__EXERCISE OBJECTIVE__
Say how many lines contain "порядком", using only the number.
--- BEGIN DATASET CONTENT ---
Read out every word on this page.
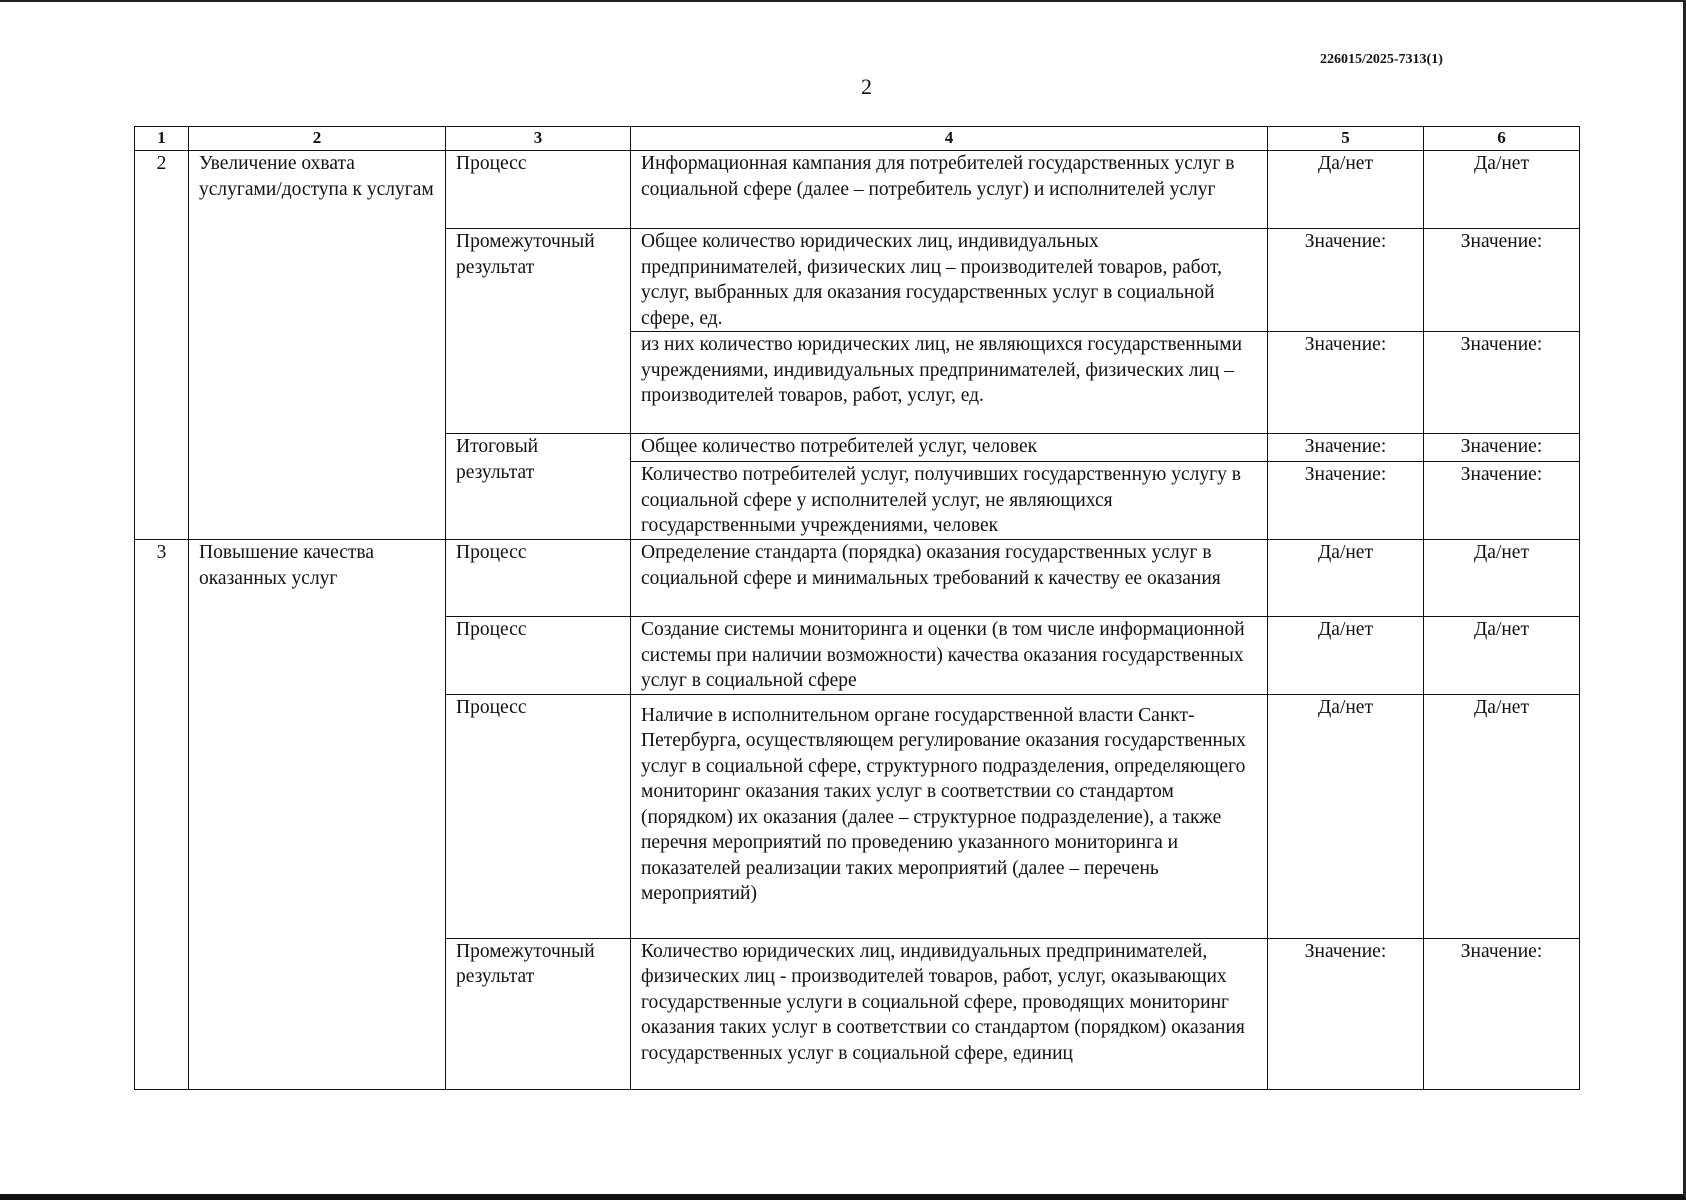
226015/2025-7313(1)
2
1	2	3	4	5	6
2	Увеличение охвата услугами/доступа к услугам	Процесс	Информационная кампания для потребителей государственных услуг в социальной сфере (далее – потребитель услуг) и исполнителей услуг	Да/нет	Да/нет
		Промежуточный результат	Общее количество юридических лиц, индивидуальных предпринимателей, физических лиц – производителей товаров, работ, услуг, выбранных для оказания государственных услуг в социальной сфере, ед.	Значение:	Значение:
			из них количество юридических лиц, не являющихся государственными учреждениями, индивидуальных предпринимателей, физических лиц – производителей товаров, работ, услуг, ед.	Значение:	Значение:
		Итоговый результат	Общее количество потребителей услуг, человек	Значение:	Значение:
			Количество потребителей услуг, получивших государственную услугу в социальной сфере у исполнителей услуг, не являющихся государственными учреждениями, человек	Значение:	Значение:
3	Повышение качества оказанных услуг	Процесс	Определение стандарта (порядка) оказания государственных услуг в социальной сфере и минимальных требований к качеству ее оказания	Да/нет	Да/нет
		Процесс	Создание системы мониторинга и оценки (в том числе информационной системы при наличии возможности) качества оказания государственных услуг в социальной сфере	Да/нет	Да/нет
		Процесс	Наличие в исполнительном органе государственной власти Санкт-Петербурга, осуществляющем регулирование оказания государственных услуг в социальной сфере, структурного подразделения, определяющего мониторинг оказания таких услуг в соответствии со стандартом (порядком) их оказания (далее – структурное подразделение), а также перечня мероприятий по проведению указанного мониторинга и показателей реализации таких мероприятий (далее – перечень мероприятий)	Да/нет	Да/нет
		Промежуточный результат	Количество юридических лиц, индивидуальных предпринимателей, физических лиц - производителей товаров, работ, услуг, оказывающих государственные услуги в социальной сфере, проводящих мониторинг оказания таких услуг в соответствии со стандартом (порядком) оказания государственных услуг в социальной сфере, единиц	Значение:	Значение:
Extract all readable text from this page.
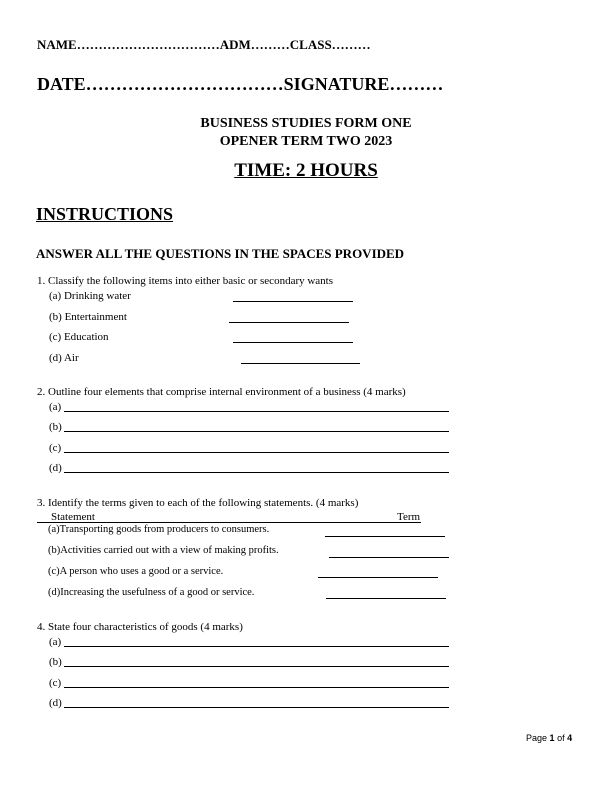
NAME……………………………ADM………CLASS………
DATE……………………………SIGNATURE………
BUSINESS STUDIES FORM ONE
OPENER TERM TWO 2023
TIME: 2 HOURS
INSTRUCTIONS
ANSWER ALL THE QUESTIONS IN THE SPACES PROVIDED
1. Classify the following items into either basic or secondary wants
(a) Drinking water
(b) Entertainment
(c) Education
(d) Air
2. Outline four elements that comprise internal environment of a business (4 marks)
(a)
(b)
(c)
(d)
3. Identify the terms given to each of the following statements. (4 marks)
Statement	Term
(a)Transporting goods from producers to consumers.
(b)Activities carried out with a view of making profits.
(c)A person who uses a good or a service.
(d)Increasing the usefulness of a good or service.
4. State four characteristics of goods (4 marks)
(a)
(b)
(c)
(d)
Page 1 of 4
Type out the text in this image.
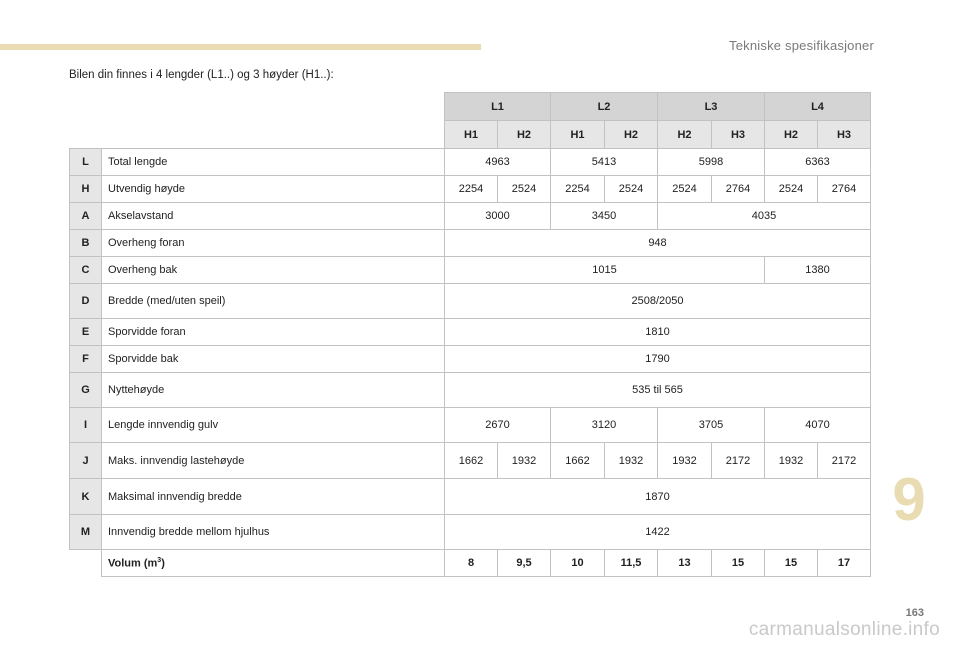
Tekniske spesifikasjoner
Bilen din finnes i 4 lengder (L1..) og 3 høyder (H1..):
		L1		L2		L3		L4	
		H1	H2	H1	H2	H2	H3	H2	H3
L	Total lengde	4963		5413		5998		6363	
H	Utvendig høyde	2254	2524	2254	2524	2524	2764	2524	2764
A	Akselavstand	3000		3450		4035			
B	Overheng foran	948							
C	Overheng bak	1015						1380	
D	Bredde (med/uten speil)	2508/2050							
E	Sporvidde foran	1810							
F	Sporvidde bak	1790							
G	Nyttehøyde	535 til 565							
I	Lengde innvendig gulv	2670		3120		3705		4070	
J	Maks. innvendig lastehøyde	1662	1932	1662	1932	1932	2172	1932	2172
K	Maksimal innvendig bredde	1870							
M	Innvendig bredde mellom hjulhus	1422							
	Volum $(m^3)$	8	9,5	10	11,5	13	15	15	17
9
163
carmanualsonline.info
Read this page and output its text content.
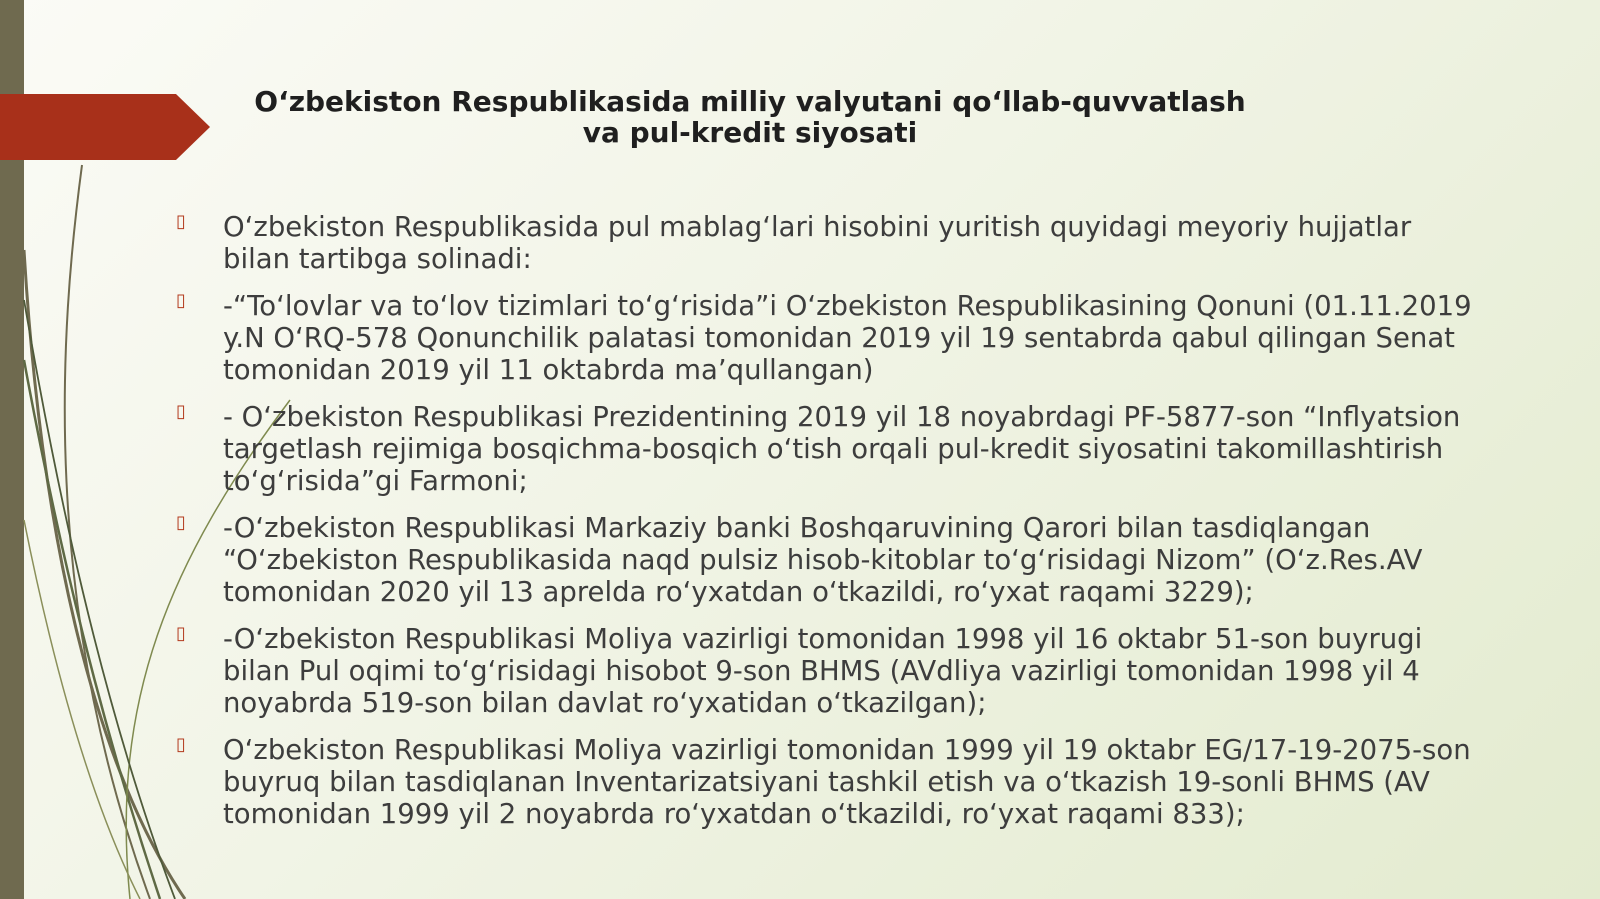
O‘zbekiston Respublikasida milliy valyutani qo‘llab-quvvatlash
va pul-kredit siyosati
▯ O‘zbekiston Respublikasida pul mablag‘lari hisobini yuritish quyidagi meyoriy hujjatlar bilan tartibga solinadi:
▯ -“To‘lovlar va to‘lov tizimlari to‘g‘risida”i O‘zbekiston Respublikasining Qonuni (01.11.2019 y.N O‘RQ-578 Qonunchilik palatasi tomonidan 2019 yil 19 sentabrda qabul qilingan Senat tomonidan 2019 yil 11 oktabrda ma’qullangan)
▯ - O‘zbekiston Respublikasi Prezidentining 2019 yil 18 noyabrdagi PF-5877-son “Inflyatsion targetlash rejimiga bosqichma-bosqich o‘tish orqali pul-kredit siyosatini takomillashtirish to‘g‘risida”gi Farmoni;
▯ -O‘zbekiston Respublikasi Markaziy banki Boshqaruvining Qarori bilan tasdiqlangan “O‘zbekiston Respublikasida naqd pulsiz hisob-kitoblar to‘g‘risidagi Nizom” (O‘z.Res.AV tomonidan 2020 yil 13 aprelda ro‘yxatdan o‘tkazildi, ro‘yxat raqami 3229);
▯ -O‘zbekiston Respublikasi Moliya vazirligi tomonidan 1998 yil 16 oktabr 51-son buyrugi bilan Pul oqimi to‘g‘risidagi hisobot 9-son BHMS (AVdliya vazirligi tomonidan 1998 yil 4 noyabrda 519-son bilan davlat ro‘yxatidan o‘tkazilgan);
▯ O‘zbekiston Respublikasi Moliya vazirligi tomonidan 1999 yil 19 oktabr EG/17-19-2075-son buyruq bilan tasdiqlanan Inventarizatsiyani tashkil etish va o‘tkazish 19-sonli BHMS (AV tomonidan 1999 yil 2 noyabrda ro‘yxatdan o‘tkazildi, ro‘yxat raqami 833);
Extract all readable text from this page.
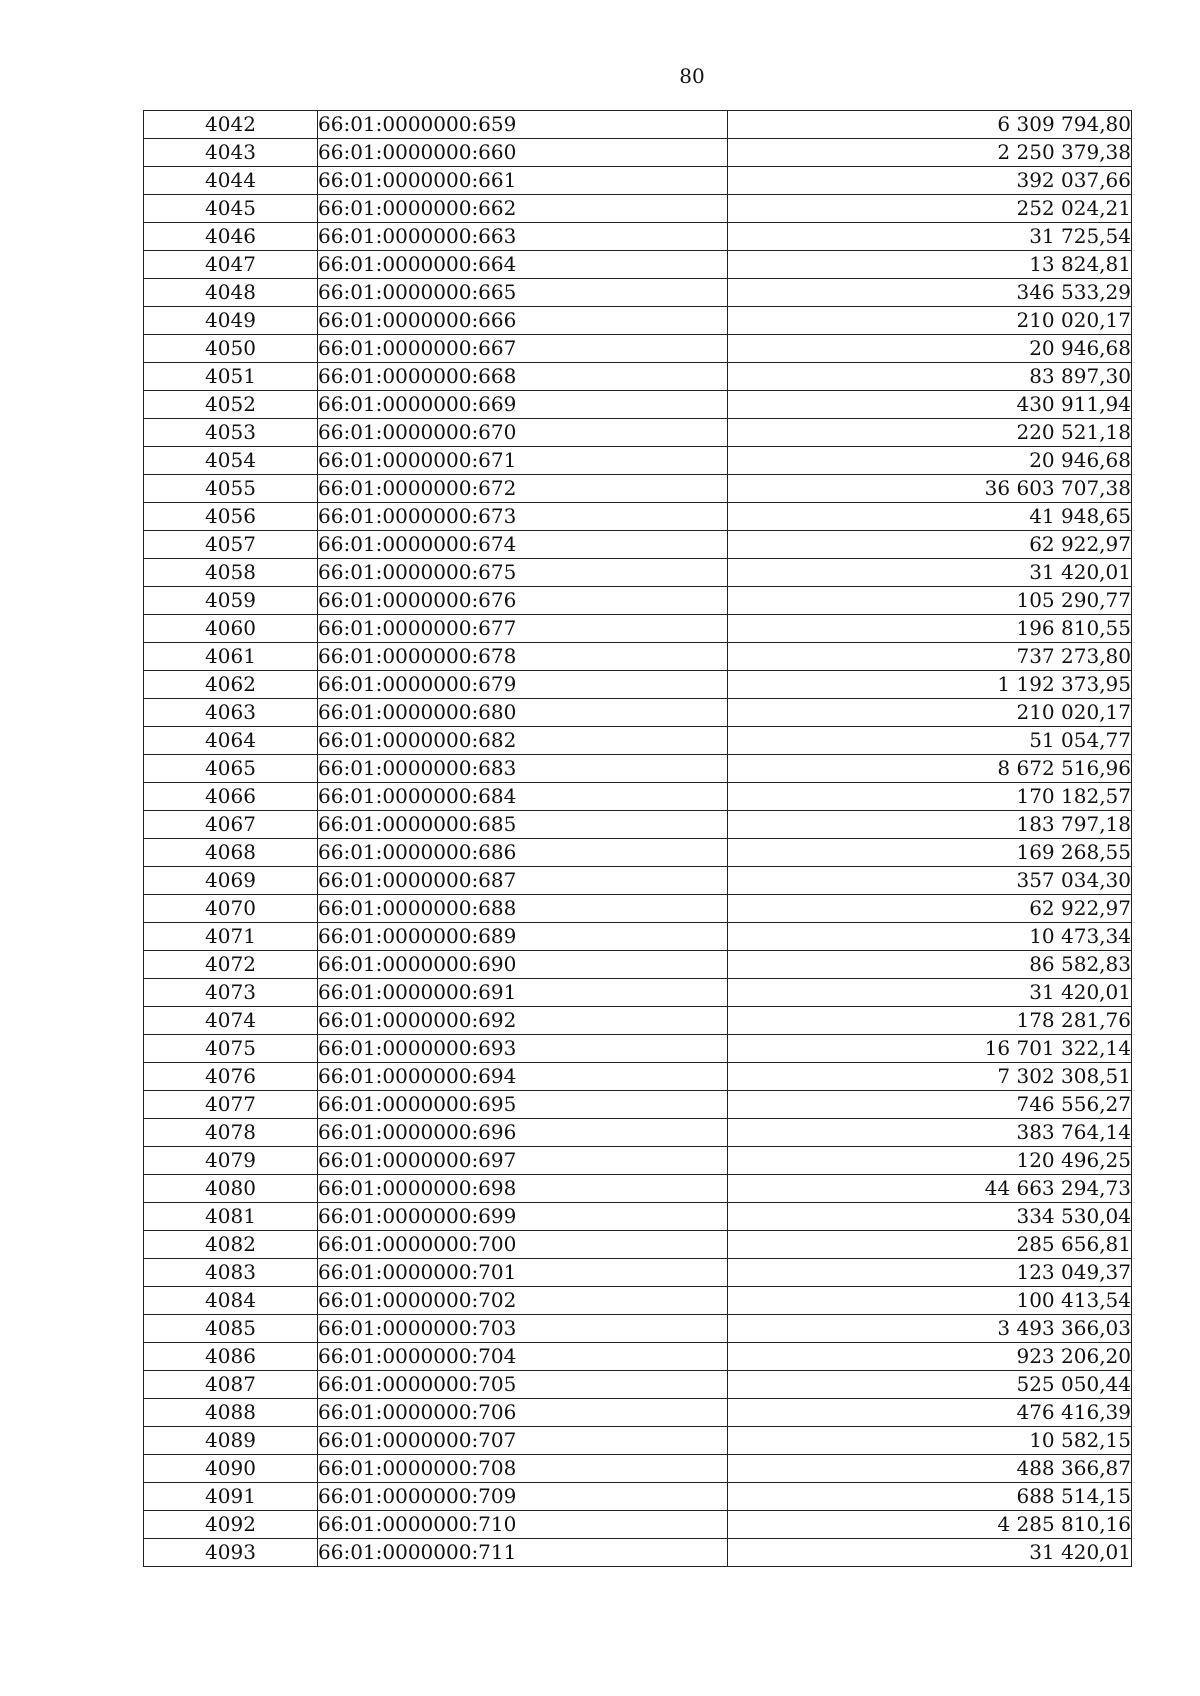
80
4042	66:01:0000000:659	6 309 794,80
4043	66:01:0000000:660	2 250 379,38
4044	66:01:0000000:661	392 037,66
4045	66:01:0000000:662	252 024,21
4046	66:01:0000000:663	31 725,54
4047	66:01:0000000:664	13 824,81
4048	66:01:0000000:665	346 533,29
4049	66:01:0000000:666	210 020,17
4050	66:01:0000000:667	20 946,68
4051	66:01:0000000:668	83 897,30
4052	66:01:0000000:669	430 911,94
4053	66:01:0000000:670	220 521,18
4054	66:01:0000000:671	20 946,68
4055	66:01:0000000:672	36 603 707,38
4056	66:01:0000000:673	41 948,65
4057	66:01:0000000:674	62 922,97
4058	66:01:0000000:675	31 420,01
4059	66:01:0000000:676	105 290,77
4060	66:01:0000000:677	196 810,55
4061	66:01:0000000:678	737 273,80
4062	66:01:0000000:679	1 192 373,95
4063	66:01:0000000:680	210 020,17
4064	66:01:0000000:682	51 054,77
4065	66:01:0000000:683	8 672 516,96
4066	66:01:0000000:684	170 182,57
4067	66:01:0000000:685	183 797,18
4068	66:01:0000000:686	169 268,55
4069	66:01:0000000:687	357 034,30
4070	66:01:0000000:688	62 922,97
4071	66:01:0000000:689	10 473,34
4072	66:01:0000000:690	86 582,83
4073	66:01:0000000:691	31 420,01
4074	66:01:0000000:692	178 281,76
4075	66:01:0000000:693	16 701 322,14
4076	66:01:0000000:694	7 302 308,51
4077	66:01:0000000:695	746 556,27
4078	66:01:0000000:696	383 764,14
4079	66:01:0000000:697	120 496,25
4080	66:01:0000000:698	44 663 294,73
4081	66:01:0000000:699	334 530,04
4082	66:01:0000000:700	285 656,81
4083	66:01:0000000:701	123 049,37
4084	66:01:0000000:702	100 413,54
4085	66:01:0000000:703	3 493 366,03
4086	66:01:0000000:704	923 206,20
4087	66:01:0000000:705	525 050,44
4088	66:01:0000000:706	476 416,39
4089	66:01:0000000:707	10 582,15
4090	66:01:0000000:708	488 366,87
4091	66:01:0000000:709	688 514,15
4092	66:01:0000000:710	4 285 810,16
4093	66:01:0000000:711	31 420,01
--- END DATASET CONTENT ---
__EXERCISE RESPONSE__
2